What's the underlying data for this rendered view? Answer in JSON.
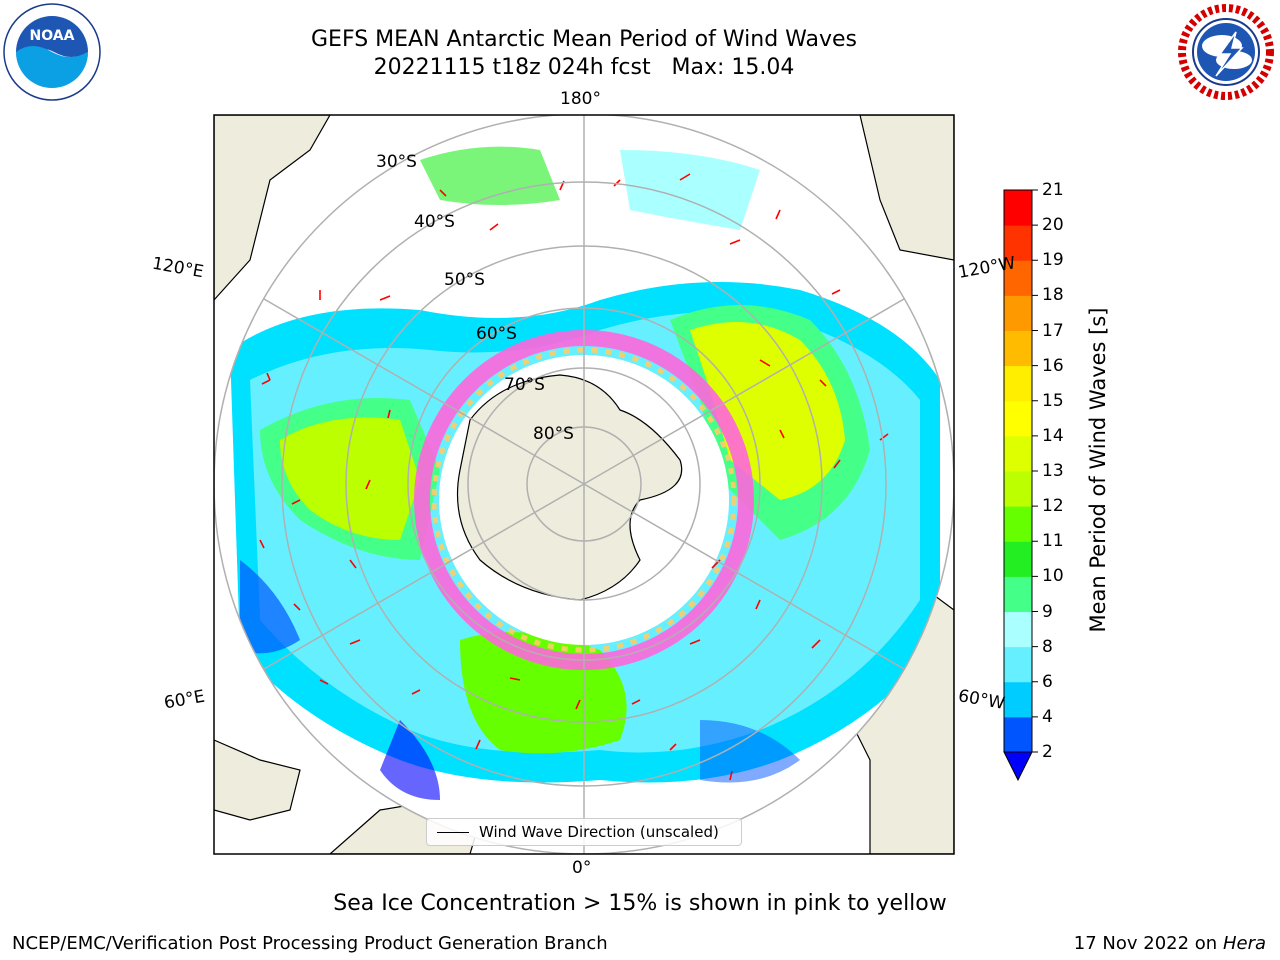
{
  "header": {
    "title_line1": "GEFS MEAN Antarctic Mean Period of Wind Waves",
    "title_line2": "20221115 t18z 024h fcst   Max: 15.04"
  },
  "logos": {
    "left": "noaa-logo",
    "right": "nws-logo"
  },
  "map": {
    "projection": "south-polar-stereographic",
    "longitude_labels": {
      "top": "180°",
      "bottom": "0°",
      "upper_left": "120°E",
      "upper_right": "120°W",
      "lower_left": "60°E",
      "lower_right": "60°W"
    },
    "latitude_labels": [
      "30°S",
      "40°S",
      "50°S",
      "60°S",
      "70°S",
      "80°S"
    ],
    "legend_entry": "Wind Wave Direction (unscaled)",
    "land_color": "#eeecdc",
    "arrow_color": "#ff0000",
    "graticule_color": "#b0b0b0"
  },
  "colorbar": {
    "title": "Mean Period of Wind Waves [s]",
    "ticks": [
      "2",
      "4",
      "6",
      "8",
      "9",
      "10",
      "11",
      "12",
      "13",
      "14",
      "15",
      "16",
      "17",
      "18",
      "19",
      "20",
      "21"
    ],
    "colors": [
      "#0055ff",
      "#00ccff",
      "#66f0ff",
      "#aaffff",
      "#44ff88",
      "#22ee22",
      "#66ff00",
      "#bbff00",
      "#ddff00",
      "#ffff00",
      "#ffee00",
      "#ffbb00",
      "#ff9900",
      "#ff6600",
      "#ff3300",
      "#ff0000"
    ],
    "under_color": "#0000ff"
  },
  "footer": {
    "note": "Sea Ice Concentration > 15% is shown in pink to yellow",
    "credit": "NCEP/EMC/Verification Post Processing Product Generation Branch",
    "date": "17 Nov 2022 on",
    "host": "Hera"
  }
}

____

- WHAT IS EXPECTED
Copy every record above exactly, leaving out the pictures.

- REPLY TO THE TASK
What's the underlying data for this rendered view? Answer in JSON.
{
  "header": {
    "title_line1": "GEFS MEAN Antarctic Mean Period of Wind Waves",
    "title_line2": "20221115 t18z 024h fcst   Max: 15.04"
  },
  "logos": {
    "left": "noaa-logo",
    "right": "nws-logo"
  },
  "map": {
    "projection": "south-polar-stereographic",
    "longitude_labels": {
      "top": "180°",
      "bottom": "0°",
      "upper_left": "120°E",
      "upper_right": "120°W",
      "lower_left": "60°E",
      "lower_right": "60°W"
    },
    "latitude_labels": [
      "30°S",
      "40°S",
      "50°S",
      "60°S",
      "70°S",
      "80°S"
    ],
    "legend_entry": "Wind Wave Direction (unscaled)",
    "land_color": "#eeecdc",
    "arrow_color": "#ff0000",
    "graticule_color": "#b0b0b0"
  },
  "colorbar": {
    "title": "Mean Period of Wind Waves [s]",
    "ticks": [
      "2",
      "4",
      "6",
      "8",
      "9",
      "10",
      "11",
      "12",
      "13",
      "14",
      "15",
      "16",
      "17",
      "18",
      "19",
      "20",
      "21"
    ],
    "colors": [
      "#0055ff",
      "#00ccff",
      "#66f0ff",
      "#aaffff",
      "#44ff88",
      "#22ee22",
      "#66ff00",
      "#bbff00",
      "#ddff00",
      "#ffff00",
      "#ffee00",
      "#ffbb00",
      "#ff9900",
      "#ff6600",
      "#ff3300",
      "#ff0000"
    ],
    "under_color": "#0000ff"
  },
  "footer": {
    "note": "Sea Ice Concentration > 15% is shown in pink to yellow",
    "credit": "NCEP/EMC/Verification Post Processing Product Generation Branch",
    "date": "17 Nov 2022 on",
    "host": "Hera"
  }
}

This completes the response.